*Given records*
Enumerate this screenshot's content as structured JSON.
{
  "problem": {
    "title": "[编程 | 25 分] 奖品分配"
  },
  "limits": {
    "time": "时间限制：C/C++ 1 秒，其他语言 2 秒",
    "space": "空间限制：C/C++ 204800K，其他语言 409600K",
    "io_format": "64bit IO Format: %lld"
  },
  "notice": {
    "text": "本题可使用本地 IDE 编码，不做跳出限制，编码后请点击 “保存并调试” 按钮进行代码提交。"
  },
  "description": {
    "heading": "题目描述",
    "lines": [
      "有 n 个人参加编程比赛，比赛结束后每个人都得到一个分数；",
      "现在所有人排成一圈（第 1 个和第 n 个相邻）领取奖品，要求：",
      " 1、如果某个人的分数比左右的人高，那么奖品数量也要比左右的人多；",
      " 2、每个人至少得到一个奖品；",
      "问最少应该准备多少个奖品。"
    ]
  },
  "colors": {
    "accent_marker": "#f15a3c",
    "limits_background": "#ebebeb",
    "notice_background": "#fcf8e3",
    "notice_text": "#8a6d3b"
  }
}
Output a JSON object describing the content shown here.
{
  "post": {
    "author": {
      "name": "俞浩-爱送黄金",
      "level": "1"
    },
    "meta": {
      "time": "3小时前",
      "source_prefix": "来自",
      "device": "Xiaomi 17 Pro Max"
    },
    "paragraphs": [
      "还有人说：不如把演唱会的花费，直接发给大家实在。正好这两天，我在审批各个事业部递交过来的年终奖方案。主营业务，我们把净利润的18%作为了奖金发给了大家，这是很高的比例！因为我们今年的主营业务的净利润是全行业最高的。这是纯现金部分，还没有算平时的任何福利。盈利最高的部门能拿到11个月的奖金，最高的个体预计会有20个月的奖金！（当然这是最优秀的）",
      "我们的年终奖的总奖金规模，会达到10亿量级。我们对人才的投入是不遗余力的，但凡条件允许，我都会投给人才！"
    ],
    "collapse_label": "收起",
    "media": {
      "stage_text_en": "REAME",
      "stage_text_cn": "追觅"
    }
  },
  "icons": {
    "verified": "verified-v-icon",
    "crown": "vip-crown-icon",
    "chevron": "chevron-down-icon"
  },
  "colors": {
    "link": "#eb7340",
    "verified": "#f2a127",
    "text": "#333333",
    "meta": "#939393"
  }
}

*Written instruction*
Write out every entry verbatim.

*Written response*
Enumerate this screenshot's content as structured JSON.
{
  "problem": {
    "title": "[编程 | 25 分] 奖品分配"
  },
  "limits": {
    "time": "时间限制：C/C++ 1 秒，其他语言 2 秒",
    "space": "空间限制：C/C++ 204800K，其他语言 409600K",
    "io_format": "64bit IO Format: %lld"
  },
  "notice": {
    "text": "本题可使用本地 IDE 编码，不做跳出限制，编码后请点击 “保存并调试” 按钮进行代码提交。"
  },
  "description": {
    "heading": "题目描述",
    "lines": [
      "有 n 个人参加编程比赛，比赛结束后每个人都得到一个分数；",
      "现在所有人排成一圈（第 1 个和第 n 个相邻）领取奖品，要求：",
      " 1、如果某个人的分数比左右的人高，那么奖品数量也要比左右的人多；",
      " 2、每个人至少得到一个奖品；",
      "问最少应该准备多少个奖品。"
    ]
  },
  "colors": {
    "accent_marker": "#f15a3c",
    "limits_background": "#ebebeb",
    "notice_background": "#fcf8e3",
    "notice_text": "#8a6d3b"
  }
}
Output a JSON object describing the content shown here.
{
  "post": {
    "author": {
      "name": "俞浩-爱送黄金",
      "level": "1"
    },
    "meta": {
      "time": "3小时前",
      "source_prefix": "来自",
      "device": "Xiaomi 17 Pro Max"
    },
    "paragraphs": [
      "还有人说：不如把演唱会的花费，直接发给大家实在。正好这两天，我在审批各个事业部递交过来的年终奖方案。主营业务，我们把净利润的18%作为了奖金发给了大家，这是很高的比例！因为我们今年的主营业务的净利润是全行业最高的。这是纯现金部分，还没有算平时的任何福利。盈利最高的部门能拿到11个月的奖金，最高的个体预计会有20个月的奖金！（当然这是最优秀的）",
      "我们的年终奖的总奖金规模，会达到10亿量级。我们对人才的投入是不遗余力的，但凡条件允许，我都会投给人才！"
    ],
    "collapse_label": "收起",
    "media": {
      "stage_text_en": "REAME",
      "stage_text_cn": "追觅"
    }
  },
  "icons": {
    "verified": "verified-v-icon",
    "crown": "vip-crown-icon",
    "chevron": "chevron-down-icon"
  },
  "colors": {
    "link": "#eb7340",
    "verified": "#f2a127",
    "text": "#333333",
    "meta": "#939393"
  }
}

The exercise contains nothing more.